--- START Dataset content ---

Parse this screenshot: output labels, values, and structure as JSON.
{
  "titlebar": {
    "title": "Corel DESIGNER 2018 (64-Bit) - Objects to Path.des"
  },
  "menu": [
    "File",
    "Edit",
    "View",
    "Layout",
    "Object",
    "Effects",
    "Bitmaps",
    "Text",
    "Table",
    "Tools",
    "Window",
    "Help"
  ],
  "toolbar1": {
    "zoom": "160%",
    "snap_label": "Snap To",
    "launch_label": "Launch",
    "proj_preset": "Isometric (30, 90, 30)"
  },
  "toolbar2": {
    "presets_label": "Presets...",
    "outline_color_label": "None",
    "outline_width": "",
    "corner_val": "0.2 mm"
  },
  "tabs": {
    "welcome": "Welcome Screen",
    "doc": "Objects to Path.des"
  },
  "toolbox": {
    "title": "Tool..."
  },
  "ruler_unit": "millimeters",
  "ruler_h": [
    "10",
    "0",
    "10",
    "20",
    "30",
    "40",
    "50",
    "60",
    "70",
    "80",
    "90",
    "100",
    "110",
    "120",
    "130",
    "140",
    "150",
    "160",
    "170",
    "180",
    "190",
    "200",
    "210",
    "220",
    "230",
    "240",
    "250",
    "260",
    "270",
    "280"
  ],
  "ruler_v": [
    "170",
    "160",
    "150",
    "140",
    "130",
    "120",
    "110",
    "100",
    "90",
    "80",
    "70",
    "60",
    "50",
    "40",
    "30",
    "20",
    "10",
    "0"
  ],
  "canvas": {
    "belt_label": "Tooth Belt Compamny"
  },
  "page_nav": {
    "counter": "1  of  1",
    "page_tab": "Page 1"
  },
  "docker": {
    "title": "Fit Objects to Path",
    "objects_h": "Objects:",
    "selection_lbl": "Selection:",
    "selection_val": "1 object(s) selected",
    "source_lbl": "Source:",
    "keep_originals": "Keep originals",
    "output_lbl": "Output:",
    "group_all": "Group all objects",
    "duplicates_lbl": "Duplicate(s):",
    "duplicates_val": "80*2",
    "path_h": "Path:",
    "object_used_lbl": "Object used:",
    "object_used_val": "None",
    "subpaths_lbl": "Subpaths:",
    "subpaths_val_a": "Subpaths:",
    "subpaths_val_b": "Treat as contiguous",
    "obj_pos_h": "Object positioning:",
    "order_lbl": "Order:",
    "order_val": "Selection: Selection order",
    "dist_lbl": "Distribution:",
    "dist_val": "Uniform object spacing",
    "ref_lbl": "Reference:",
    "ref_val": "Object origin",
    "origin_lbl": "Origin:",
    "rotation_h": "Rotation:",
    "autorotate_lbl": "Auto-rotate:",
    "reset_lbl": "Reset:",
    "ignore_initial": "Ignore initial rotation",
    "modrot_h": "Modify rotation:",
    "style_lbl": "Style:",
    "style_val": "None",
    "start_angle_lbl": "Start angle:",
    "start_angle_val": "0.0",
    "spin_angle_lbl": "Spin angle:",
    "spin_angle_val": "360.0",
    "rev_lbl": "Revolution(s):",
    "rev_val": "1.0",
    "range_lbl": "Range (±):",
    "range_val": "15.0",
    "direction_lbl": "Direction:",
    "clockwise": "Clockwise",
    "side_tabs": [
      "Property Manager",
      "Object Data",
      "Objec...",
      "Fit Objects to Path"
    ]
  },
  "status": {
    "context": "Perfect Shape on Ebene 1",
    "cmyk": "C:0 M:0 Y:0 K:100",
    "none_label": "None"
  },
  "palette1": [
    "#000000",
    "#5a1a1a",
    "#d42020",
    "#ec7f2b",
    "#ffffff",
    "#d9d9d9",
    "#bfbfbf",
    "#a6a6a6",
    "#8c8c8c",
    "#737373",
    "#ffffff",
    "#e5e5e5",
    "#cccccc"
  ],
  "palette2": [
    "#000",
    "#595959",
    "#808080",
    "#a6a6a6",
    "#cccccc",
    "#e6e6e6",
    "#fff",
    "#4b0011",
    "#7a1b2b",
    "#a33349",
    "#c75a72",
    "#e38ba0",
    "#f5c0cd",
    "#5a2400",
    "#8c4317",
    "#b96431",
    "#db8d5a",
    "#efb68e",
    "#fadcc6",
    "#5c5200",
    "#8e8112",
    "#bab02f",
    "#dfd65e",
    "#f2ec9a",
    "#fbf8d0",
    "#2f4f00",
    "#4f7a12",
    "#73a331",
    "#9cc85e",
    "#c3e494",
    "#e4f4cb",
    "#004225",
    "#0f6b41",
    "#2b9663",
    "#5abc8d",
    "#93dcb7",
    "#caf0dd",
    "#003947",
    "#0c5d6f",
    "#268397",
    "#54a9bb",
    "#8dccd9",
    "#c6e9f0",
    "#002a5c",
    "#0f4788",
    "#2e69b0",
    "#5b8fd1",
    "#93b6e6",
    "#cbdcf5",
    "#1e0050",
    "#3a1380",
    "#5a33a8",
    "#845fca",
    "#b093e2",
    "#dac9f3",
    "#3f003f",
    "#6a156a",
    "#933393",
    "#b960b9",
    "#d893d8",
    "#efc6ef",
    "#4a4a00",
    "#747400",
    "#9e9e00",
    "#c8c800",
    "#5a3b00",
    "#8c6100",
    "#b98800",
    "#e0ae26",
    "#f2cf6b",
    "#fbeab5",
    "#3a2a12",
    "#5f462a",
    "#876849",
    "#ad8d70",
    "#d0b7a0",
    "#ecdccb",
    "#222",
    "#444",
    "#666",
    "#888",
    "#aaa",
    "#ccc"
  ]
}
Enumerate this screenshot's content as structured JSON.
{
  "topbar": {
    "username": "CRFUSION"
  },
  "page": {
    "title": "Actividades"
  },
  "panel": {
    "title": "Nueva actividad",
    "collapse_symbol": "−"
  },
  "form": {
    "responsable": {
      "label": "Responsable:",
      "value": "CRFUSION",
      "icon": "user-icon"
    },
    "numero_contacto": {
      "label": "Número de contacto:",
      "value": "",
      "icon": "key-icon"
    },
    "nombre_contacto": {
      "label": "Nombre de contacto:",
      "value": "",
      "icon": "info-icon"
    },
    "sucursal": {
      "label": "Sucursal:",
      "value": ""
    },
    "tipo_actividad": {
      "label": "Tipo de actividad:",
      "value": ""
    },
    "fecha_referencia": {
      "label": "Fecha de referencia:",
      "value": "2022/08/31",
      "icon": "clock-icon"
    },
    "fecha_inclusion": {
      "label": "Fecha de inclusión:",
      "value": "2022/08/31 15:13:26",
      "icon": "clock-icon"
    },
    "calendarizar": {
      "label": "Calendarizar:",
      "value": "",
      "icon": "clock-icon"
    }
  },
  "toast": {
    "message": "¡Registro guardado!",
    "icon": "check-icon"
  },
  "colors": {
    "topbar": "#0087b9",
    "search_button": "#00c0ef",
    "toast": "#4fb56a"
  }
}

--- END Dataset content ---

* [Stated problem] Copy each line of the data exactly, leaving nothing out.

* [Result of this task]
Parse this screenshot: output labels, values, and structure as JSON.
{
  "titlebar": {
    "title": "Corel DESIGNER 2018 (64-Bit) - Objects to Path.des"
  },
  "menu": [
    "File",
    "Edit",
    "View",
    "Layout",
    "Object",
    "Effects",
    "Bitmaps",
    "Text",
    "Table",
    "Tools",
    "Window",
    "Help"
  ],
  "toolbar1": {
    "zoom": "160%",
    "snap_label": "Snap To",
    "launch_label": "Launch",
    "proj_preset": "Isometric (30, 90, 30)"
  },
  "toolbar2": {
    "presets_label": "Presets...",
    "outline_color_label": "None",
    "outline_width": "",
    "corner_val": "0.2 mm"
  },
  "tabs": {
    "welcome": "Welcome Screen",
    "doc": "Objects to Path.des"
  },
  "toolbox": {
    "title": "Tool..."
  },
  "ruler_unit": "millimeters",
  "ruler_h": [
    "10",
    "0",
    "10",
    "20",
    "30",
    "40",
    "50",
    "60",
    "70",
    "80",
    "90",
    "100",
    "110",
    "120",
    "130",
    "140",
    "150",
    "160",
    "170",
    "180",
    "190",
    "200",
    "210",
    "220",
    "230",
    "240",
    "250",
    "260",
    "270",
    "280"
  ],
  "ruler_v": [
    "170",
    "160",
    "150",
    "140",
    "130",
    "120",
    "110",
    "100",
    "90",
    "80",
    "70",
    "60",
    "50",
    "40",
    "30",
    "20",
    "10",
    "0"
  ],
  "canvas": {
    "belt_label": "Tooth Belt Compamny"
  },
  "page_nav": {
    "counter": "1  of  1",
    "page_tab": "Page 1"
  },
  "docker": {
    "title": "Fit Objects to Path",
    "objects_h": "Objects:",
    "selection_lbl": "Selection:",
    "selection_val": "1 object(s) selected",
    "source_lbl": "Source:",
    "keep_originals": "Keep originals",
    "output_lbl": "Output:",
    "group_all": "Group all objects",
    "duplicates_lbl": "Duplicate(s):",
    "duplicates_val": "80*2",
    "path_h": "Path:",
    "object_used_lbl": "Object used:",
    "object_used_val": "None",
    "subpaths_lbl": "Subpaths:",
    "subpaths_val_a": "Subpaths:",
    "subpaths_val_b": "Treat as contiguous",
    "obj_pos_h": "Object positioning:",
    "order_lbl": "Order:",
    "order_val": "Selection: Selection order",
    "dist_lbl": "Distribution:",
    "dist_val": "Uniform object spacing",
    "ref_lbl": "Reference:",
    "ref_val": "Object origin",
    "origin_lbl": "Origin:",
    "rotation_h": "Rotation:",
    "autorotate_lbl": "Auto-rotate:",
    "reset_lbl": "Reset:",
    "ignore_initial": "Ignore initial rotation",
    "modrot_h": "Modify rotation:",
    "style_lbl": "Style:",
    "style_val": "None",
    "start_angle_lbl": "Start angle:",
    "start_angle_val": "0.0",
    "spin_angle_lbl": "Spin angle:",
    "spin_angle_val": "360.0",
    "rev_lbl": "Revolution(s):",
    "rev_val": "1.0",
    "range_lbl": "Range (±):",
    "range_val": "15.0",
    "direction_lbl": "Direction:",
    "clockwise": "Clockwise",
    "side_tabs": [
      "Property Manager",
      "Object Data",
      "Objec...",
      "Fit Objects to Path"
    ]
  },
  "status": {
    "context": "Perfect Shape on Ebene 1",
    "cmyk": "C:0 M:0 Y:0 K:100",
    "none_label": "None"
  },
  "palette1": [
    "#000000",
    "#5a1a1a",
    "#d42020",
    "#ec7f2b",
    "#ffffff",
    "#d9d9d9",
    "#bfbfbf",
    "#a6a6a6",
    "#8c8c8c",
    "#737373",
    "#ffffff",
    "#e5e5e5",
    "#cccccc"
  ],
  "palette2": [
    "#000",
    "#595959",
    "#808080",
    "#a6a6a6",
    "#cccccc",
    "#e6e6e6",
    "#fff",
    "#4b0011",
    "#7a1b2b",
    "#a33349",
    "#c75a72",
    "#e38ba0",
    "#f5c0cd",
    "#5a2400",
    "#8c4317",
    "#b96431",
    "#db8d5a",
    "#efb68e",
    "#fadcc6",
    "#5c5200",
    "#8e8112",
    "#bab02f",
    "#dfd65e",
    "#f2ec9a",
    "#fbf8d0",
    "#2f4f00",
    "#4f7a12",
    "#73a331",
    "#9cc85e",
    "#c3e494",
    "#e4f4cb",
    "#004225",
    "#0f6b41",
    "#2b9663",
    "#5abc8d",
    "#93dcb7",
    "#caf0dd",
    "#003947",
    "#0c5d6f",
    "#268397",
    "#54a9bb",
    "#8dccd9",
    "#c6e9f0",
    "#002a5c",
    "#0f4788",
    "#2e69b0",
    "#5b8fd1",
    "#93b6e6",
    "#cbdcf5",
    "#1e0050",
    "#3a1380",
    "#5a33a8",
    "#845fca",
    "#b093e2",
    "#dac9f3",
    "#3f003f",
    "#6a156a",
    "#933393",
    "#b960b9",
    "#d893d8",
    "#efc6ef",
    "#4a4a00",
    "#747400",
    "#9e9e00",
    "#c8c800",
    "#5a3b00",
    "#8c6100",
    "#b98800",
    "#e0ae26",
    "#f2cf6b",
    "#fbeab5",
    "#3a2a12",
    "#5f462a",
    "#876849",
    "#ad8d70",
    "#d0b7a0",
    "#ecdccb",
    "#222",
    "#444",
    "#666",
    "#888",
    "#aaa",
    "#ccc"
  ]
}
Enumerate this screenshot's content as structured JSON.
{
  "topbar": {
    "username": "CRFUSION"
  },
  "page": {
    "title": "Actividades"
  },
  "panel": {
    "title": "Nueva actividad",
    "collapse_symbol": "−"
  },
  "form": {
    "responsable": {
      "label": "Responsable:",
      "value": "CRFUSION",
      "icon": "user-icon"
    },
    "numero_contacto": {
      "label": "Número de contacto:",
      "value": "",
      "icon": "key-icon"
    },
    "nombre_contacto": {
      "label": "Nombre de contacto:",
      "value": "",
      "icon": "info-icon"
    },
    "sucursal": {
      "label": "Sucursal:",
      "value": ""
    },
    "tipo_actividad": {
      "label": "Tipo de actividad:",
      "value": ""
    },
    "fecha_referencia": {
      "label": "Fecha de referencia:",
      "value": "2022/08/31",
      "icon": "clock-icon"
    },
    "fecha_inclusion": {
      "label": "Fecha de inclusión:",
      "value": "2022/08/31 15:13:26",
      "icon": "clock-icon"
    },
    "calendarizar": {
      "label": "Calendarizar:",
      "value": "",
      "icon": "clock-icon"
    }
  },
  "toast": {
    "message": "¡Registro guardado!",
    "icon": "check-icon"
  },
  "colors": {
    "topbar": "#0087b9",
    "search_button": "#00c0ef",
    "toast": "#4fb56a"
  }
}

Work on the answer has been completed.